REQUIREMENTS:
Where a line holds the string "Capital", return that line.

DATASET RECORDS:
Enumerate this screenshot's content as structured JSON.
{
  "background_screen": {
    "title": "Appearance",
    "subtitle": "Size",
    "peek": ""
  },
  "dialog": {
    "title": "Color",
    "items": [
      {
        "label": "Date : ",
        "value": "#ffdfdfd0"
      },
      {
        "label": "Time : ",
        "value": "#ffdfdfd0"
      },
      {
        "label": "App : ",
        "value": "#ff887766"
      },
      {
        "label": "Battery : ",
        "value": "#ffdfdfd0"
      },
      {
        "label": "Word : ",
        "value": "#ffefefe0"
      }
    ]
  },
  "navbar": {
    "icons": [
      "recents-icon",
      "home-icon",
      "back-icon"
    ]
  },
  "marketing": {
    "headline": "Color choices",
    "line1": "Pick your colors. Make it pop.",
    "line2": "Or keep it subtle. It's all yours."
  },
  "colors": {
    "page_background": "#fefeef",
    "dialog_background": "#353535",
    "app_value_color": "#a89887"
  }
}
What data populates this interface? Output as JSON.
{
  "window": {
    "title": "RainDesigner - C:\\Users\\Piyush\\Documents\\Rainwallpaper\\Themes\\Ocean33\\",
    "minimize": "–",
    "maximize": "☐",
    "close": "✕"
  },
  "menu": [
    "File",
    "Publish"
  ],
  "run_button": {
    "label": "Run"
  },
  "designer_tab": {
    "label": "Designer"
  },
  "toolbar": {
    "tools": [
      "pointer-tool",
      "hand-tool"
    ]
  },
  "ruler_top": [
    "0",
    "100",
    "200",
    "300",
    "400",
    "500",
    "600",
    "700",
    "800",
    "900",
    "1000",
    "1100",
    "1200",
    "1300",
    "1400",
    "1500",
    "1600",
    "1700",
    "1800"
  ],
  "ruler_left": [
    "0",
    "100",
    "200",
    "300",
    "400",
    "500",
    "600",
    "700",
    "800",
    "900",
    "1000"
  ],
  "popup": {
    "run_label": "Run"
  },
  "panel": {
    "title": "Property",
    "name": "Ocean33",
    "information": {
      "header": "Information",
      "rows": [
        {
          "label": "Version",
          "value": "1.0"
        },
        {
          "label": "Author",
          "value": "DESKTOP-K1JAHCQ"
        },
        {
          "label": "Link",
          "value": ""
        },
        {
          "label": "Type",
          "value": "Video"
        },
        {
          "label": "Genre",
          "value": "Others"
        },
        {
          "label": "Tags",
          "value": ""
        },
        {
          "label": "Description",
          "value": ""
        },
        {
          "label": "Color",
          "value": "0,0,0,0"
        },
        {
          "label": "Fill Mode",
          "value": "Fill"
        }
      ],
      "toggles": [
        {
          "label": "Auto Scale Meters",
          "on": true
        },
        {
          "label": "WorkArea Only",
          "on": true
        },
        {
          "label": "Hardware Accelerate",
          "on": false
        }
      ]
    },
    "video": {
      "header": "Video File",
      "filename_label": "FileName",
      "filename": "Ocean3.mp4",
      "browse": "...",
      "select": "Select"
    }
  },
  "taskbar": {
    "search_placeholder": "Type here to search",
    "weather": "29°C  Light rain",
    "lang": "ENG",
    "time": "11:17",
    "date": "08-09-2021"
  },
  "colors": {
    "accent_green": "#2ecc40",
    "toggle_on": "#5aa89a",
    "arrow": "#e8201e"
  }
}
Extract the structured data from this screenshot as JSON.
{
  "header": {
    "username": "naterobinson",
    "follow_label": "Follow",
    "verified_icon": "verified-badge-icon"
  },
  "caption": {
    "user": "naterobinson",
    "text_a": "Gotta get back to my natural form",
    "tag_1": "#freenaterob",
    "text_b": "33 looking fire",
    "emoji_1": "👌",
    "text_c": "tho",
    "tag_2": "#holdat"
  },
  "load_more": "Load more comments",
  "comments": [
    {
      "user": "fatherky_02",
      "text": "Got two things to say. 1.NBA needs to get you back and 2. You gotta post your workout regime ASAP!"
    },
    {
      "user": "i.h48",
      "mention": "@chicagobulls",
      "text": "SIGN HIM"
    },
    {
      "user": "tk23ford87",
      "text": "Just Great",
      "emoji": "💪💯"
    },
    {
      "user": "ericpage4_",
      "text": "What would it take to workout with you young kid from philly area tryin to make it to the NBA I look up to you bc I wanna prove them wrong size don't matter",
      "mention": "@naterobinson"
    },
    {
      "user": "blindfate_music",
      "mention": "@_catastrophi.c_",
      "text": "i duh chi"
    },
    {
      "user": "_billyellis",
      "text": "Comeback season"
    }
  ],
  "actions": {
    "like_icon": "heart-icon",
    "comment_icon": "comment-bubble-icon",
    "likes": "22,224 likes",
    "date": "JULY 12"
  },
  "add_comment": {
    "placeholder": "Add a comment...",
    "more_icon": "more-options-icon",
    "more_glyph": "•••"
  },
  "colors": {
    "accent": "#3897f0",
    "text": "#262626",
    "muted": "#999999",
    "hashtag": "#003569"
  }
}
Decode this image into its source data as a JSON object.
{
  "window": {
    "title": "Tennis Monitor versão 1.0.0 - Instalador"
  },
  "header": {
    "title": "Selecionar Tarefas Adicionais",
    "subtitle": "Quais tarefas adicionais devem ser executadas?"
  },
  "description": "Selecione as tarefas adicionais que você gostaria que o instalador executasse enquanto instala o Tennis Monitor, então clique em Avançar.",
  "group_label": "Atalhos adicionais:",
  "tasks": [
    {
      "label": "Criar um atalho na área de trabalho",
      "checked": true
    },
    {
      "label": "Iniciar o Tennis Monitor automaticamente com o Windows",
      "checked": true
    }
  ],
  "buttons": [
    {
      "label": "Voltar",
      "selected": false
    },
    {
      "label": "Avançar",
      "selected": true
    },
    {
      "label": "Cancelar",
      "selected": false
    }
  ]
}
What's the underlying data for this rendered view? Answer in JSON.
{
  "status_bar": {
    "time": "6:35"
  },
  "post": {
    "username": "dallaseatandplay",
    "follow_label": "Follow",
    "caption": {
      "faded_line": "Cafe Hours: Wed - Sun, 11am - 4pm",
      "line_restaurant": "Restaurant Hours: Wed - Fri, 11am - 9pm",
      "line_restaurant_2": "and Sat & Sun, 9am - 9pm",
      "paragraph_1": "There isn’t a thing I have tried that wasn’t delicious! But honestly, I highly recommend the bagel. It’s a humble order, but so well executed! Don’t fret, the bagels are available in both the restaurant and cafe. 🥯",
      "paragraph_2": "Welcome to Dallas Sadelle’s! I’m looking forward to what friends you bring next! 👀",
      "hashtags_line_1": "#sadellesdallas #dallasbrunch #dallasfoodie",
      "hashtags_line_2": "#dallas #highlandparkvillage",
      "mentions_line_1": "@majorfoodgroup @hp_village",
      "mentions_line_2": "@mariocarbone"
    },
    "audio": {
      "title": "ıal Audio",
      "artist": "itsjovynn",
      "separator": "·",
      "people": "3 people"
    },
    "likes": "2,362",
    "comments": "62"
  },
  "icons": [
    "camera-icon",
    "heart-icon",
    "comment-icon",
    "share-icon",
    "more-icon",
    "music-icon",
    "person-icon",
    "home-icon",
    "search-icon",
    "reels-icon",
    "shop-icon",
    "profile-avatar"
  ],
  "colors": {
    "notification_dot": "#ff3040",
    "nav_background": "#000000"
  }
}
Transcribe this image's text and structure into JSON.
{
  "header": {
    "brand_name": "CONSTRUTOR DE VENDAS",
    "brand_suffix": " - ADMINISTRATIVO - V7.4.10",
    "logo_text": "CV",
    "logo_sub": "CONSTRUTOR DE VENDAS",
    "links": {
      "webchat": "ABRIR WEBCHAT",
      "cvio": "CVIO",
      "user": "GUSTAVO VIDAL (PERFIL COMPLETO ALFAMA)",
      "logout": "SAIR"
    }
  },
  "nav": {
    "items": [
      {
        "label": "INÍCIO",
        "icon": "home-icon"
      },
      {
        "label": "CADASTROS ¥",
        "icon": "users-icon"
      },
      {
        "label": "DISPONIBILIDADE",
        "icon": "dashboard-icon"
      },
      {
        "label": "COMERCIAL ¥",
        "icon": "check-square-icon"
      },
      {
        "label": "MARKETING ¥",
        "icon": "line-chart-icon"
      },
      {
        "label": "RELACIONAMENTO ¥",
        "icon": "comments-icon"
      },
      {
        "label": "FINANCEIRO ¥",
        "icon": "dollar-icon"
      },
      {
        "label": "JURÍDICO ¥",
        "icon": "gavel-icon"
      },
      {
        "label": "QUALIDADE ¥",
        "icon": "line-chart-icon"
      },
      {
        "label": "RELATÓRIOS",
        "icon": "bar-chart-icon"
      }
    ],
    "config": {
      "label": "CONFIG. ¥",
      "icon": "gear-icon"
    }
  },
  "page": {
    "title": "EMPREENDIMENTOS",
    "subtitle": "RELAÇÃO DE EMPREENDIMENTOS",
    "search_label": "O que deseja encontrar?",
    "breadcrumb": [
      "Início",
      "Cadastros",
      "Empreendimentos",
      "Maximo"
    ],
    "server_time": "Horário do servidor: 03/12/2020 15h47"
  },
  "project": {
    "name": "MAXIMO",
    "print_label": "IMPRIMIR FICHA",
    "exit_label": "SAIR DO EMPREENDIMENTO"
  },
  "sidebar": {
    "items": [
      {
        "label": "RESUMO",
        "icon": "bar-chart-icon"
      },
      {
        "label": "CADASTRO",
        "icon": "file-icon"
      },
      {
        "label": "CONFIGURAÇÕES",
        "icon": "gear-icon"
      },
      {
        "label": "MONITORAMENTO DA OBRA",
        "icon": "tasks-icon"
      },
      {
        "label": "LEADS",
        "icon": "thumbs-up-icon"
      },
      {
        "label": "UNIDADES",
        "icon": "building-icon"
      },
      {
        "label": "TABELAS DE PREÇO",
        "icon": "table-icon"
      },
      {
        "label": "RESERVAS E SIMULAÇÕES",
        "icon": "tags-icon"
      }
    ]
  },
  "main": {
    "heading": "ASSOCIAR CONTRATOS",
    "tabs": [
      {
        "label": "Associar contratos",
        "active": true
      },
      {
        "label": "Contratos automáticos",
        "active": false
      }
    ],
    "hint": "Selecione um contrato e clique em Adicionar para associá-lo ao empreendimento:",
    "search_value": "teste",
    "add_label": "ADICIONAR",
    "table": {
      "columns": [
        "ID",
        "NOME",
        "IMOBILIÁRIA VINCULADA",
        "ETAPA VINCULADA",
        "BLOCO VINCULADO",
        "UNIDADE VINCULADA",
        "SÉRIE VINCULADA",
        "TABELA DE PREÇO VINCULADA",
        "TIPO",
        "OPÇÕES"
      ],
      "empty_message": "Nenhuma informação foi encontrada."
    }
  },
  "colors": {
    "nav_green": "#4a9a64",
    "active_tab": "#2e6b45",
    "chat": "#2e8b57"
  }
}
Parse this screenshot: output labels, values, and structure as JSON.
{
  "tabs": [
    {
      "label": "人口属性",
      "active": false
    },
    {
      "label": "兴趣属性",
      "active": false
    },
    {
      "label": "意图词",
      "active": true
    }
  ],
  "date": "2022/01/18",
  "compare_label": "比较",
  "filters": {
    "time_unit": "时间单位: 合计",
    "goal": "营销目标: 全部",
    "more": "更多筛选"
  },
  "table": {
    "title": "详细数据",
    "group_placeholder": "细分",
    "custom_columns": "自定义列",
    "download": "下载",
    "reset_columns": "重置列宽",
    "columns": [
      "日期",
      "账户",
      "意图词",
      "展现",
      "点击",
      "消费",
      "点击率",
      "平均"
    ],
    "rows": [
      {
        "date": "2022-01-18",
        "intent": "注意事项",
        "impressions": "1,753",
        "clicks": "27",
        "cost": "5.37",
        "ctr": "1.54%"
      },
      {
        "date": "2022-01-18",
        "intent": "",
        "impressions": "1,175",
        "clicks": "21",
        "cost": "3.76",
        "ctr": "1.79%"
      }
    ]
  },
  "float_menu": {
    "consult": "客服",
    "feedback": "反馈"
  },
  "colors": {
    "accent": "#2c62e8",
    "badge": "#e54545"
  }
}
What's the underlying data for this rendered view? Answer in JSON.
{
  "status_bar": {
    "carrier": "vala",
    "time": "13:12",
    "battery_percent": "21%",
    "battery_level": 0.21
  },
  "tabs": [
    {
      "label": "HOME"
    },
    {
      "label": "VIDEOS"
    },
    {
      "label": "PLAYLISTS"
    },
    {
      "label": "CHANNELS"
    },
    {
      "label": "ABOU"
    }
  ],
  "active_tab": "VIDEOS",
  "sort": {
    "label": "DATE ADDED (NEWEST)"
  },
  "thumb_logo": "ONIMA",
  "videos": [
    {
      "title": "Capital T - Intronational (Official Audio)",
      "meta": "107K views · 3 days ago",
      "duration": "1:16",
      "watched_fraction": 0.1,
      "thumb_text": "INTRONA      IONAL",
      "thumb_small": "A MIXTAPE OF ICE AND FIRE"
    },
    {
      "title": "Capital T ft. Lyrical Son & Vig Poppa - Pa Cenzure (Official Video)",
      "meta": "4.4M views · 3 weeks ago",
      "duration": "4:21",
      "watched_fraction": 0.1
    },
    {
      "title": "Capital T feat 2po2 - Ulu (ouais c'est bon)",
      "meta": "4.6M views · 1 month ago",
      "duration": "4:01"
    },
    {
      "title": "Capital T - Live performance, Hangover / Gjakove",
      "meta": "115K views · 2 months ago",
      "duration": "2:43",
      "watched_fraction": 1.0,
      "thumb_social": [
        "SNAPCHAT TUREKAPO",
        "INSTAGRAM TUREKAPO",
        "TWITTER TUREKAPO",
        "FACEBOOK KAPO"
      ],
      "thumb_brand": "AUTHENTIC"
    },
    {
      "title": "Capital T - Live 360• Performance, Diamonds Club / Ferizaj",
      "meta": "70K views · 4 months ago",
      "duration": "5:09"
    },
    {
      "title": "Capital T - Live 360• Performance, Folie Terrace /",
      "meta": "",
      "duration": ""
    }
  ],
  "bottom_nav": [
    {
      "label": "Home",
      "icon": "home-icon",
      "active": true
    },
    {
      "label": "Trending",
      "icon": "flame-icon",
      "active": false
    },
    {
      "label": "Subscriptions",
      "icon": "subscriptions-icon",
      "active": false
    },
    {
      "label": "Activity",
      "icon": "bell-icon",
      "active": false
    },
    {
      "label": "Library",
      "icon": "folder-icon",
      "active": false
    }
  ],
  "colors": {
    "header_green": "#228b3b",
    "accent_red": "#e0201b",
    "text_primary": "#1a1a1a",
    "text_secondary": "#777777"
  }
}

WRITTEN SOLUTION:
      "title": "Capital T - Intronational (Official Audio)",
      "title": "Capital T ft. Lyrical Son & Vig Poppa - Pa Cenzure (Official Video)",
      "title": "Capital T feat 2po2 - Ulu (ouais c'est bon)",
      "title": "Capital T - Live performance, Hangover / Gjakove",
      "title": "Capital T - Live 360• Performance, Diamonds Club / Ferizaj",
      "title": "Capital T - Live 360• Performance, Folie Terrace /",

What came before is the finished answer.